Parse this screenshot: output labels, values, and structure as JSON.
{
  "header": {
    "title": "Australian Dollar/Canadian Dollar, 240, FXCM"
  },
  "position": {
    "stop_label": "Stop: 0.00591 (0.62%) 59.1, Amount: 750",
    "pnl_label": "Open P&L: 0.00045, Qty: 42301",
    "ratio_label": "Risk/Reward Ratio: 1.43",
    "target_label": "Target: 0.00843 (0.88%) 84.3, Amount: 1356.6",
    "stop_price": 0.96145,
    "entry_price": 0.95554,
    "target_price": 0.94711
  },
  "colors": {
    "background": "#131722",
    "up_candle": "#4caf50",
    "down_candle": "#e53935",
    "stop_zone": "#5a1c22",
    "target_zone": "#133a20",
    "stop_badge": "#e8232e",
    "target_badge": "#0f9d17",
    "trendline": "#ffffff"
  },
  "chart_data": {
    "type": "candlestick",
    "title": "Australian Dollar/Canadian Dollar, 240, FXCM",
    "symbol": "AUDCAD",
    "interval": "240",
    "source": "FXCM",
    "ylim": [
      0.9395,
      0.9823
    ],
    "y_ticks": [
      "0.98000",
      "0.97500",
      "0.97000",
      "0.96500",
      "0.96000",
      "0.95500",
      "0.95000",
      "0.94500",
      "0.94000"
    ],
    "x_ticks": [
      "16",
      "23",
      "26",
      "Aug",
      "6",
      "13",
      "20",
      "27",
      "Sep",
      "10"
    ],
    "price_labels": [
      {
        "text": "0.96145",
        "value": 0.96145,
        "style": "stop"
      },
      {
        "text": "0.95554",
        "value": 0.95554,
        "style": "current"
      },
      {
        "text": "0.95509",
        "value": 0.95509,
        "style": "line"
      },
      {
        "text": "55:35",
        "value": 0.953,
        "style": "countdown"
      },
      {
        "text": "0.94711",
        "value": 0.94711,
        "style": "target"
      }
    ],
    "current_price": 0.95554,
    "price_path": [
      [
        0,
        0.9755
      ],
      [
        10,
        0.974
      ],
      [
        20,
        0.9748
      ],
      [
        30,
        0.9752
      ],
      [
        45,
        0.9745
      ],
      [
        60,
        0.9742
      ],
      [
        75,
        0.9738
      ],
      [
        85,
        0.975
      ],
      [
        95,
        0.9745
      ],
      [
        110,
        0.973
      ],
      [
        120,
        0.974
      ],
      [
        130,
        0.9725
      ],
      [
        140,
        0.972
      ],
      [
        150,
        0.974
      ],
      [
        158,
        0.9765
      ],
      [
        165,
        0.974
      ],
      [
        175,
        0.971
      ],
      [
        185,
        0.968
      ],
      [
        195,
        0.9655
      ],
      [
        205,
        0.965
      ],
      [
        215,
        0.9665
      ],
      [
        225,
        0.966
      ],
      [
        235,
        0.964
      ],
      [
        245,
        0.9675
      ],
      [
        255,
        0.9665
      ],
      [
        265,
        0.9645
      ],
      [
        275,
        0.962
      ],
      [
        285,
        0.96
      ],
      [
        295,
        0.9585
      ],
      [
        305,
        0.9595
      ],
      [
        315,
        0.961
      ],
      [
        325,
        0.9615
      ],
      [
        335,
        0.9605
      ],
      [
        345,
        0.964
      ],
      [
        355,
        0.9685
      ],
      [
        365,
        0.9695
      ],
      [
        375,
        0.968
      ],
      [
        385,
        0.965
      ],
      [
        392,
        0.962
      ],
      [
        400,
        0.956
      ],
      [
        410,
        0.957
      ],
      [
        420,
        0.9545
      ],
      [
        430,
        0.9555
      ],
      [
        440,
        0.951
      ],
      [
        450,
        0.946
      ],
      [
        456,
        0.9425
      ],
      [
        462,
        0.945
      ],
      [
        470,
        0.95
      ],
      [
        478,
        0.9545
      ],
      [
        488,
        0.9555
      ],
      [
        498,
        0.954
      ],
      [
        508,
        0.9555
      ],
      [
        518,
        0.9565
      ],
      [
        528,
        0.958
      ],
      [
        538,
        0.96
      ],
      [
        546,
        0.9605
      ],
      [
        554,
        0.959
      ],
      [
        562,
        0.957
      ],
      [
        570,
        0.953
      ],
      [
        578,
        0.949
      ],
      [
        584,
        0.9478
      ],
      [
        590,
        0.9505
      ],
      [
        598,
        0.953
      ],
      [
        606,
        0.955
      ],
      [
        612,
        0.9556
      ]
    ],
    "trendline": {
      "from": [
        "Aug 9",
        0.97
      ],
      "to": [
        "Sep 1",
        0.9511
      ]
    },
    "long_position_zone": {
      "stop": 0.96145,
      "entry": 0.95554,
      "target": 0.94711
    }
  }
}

────────────────────

▸ Required work: Go through the data and gather every line that holds "text".

▸ Written answer:
        "text": "0.96145",
        "text": "0.95554",
        "text": "0.95509",
        "text": "55:35",
        "text": "0.94711",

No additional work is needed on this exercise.